**The request**
Write out each line beneath this one exactly as it reads.

Some records:

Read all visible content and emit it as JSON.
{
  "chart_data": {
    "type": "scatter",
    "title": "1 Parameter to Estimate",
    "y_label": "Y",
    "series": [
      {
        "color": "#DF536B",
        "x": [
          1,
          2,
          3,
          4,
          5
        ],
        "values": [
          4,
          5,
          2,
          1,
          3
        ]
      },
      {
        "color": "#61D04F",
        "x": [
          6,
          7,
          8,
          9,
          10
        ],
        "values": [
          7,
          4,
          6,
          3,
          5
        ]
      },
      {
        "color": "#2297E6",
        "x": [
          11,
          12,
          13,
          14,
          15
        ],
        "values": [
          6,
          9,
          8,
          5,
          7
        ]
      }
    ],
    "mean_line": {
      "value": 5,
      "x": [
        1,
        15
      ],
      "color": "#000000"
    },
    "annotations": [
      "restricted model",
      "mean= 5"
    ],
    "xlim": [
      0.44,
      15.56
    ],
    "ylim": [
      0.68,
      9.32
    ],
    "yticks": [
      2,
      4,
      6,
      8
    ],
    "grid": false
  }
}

**The answer**
Read all visible content and emit it as JSON.
{
  "chart_data": {
    "type": "scatter",
    "title": "1 Parameter to Estimate",
    "y_label": "Y",
    "series": [
      {
        "color": "#DF536B",
        "x": [
          1,
          2,
          3,
          4,
          5
        ],
        "values": [
          4,
          5,
          2,
          1,
          3
        ]
      },
      {
        "color": "#61D04F",
        "x": [
          6,
          7,
          8,
          9,
          10
        ],
        "values": [
          7,
          4,
          6,
          3,
          5
        ]
      },
      {
        "color": "#2297E6",
        "x": [
          11,
          12,
          13,
          14,
          15
        ],
        "values": [
          6,
          9,
          8,
          5,
          7
        ]
      }
    ],
    "mean_line": {
      "value": 5,
      "x": [
        1,
        15
      ],
      "color": "#000000"
    },
    "annotations": [
      "restricted model",
      "mean= 5"
    ],
    "xlim": [
      0.44,
      15.56
    ],
    "ylim": [
      0.68,
      9.32
    ],
    "yticks": [
      2,
      4,
      6,
      8
    ],
    "grid": false
  }
}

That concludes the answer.